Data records
▽

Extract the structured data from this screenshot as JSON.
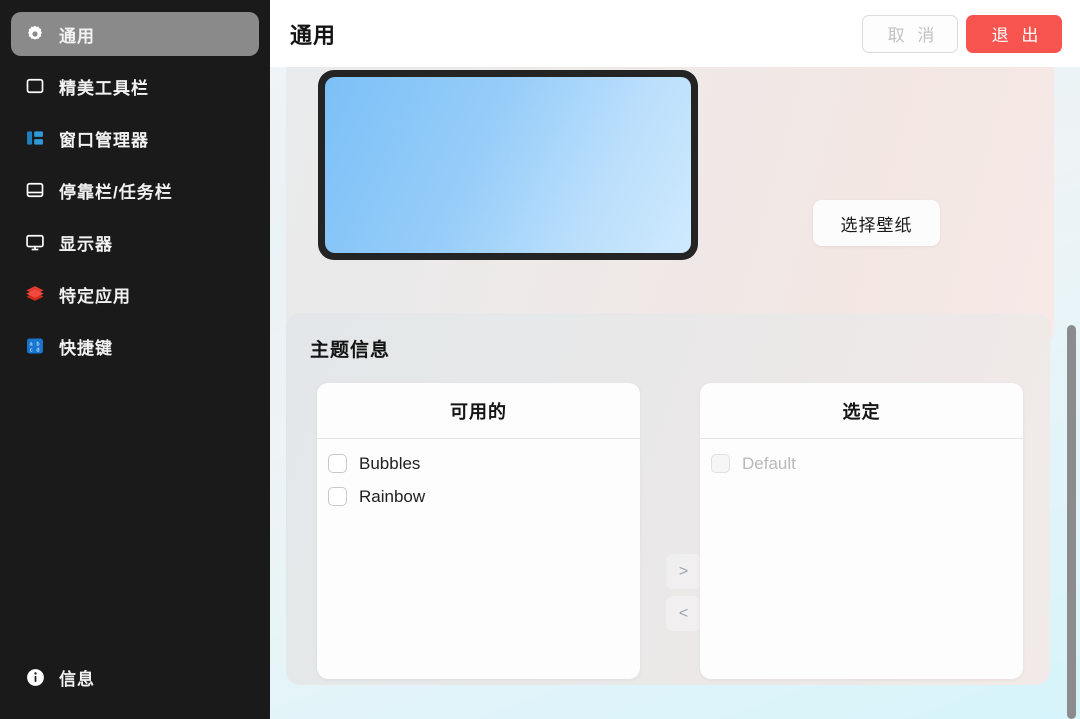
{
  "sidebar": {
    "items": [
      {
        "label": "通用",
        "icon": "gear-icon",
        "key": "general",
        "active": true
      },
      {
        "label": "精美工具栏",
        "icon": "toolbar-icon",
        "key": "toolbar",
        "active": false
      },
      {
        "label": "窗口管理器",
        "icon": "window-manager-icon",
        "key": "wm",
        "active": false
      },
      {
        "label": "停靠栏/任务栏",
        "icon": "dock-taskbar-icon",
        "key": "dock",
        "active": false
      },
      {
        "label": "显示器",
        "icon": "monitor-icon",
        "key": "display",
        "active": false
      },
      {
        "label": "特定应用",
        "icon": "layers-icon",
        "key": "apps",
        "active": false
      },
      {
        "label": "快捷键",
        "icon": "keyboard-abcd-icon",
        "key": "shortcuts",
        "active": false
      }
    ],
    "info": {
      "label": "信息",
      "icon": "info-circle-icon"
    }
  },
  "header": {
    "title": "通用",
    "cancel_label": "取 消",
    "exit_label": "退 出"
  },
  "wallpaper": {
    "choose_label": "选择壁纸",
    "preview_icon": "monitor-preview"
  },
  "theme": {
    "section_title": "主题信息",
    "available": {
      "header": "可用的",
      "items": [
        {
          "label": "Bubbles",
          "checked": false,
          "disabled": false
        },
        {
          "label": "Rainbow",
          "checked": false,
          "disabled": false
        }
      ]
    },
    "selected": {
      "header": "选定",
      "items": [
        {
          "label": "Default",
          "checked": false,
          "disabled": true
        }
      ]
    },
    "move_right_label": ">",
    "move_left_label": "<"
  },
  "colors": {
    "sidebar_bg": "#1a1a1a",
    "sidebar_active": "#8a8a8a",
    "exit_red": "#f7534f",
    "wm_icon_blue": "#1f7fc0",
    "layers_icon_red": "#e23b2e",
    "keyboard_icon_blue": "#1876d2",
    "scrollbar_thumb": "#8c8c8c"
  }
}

△
▽

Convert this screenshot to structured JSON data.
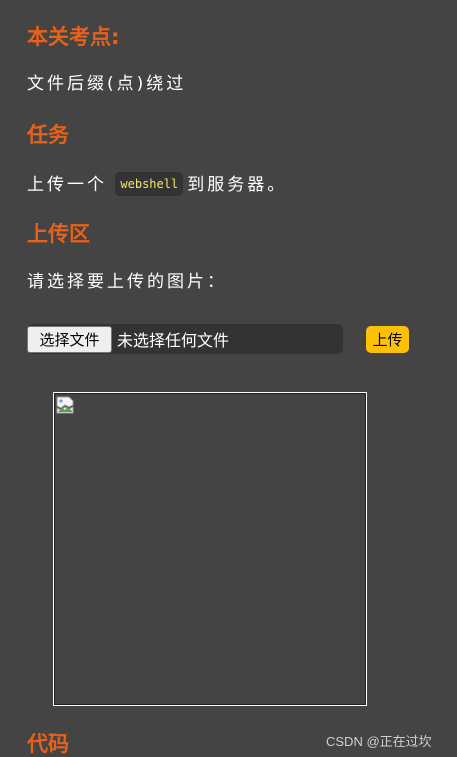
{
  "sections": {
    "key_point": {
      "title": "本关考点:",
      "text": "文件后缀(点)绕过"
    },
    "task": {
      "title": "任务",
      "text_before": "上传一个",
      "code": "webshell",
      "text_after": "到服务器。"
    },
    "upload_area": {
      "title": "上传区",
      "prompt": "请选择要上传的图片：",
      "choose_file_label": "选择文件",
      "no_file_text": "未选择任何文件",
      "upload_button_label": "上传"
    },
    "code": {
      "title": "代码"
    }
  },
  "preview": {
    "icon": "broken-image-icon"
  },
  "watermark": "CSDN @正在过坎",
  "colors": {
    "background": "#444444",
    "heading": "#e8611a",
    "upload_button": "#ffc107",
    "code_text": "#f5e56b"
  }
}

△

▶ **What you should do**: List every line above that contains the word "screenshot".

▶ **Written solution**:
Extract the structured data from this screenshot as JSON.
Convert this screenshot to structured JSON data.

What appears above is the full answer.